**Exercise prompt:** In the data below, find each line containing the string "icon" and return it.
━━━━━━━━━━━━━━━━
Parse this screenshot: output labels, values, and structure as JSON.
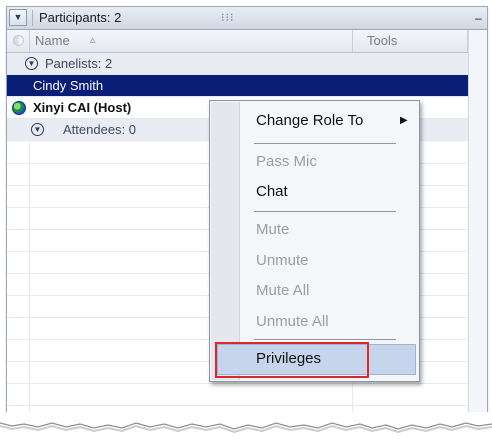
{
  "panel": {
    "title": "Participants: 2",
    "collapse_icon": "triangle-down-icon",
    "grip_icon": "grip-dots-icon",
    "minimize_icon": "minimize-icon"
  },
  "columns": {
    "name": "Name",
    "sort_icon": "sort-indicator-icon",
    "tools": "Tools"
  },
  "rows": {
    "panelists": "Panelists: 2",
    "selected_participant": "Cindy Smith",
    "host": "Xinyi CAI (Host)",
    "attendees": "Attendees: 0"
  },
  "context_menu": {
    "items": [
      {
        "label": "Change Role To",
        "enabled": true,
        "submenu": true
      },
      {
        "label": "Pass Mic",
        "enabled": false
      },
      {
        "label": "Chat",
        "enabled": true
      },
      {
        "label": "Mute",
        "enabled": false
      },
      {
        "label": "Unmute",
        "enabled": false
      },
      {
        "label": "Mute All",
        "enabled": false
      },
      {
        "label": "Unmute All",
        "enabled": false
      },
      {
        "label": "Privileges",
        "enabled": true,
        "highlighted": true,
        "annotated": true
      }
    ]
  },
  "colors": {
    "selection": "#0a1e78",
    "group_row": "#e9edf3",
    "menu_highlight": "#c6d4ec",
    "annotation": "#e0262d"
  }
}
━━━━━━━━━━━━━━━━
**Response:**
    "collapse_icon": "triangle-down-icon",
    "grip_icon": "grip-dots-icon",
    "minimize_icon": "minimize-icon"
    "sort_icon": "sort-indicator-icon",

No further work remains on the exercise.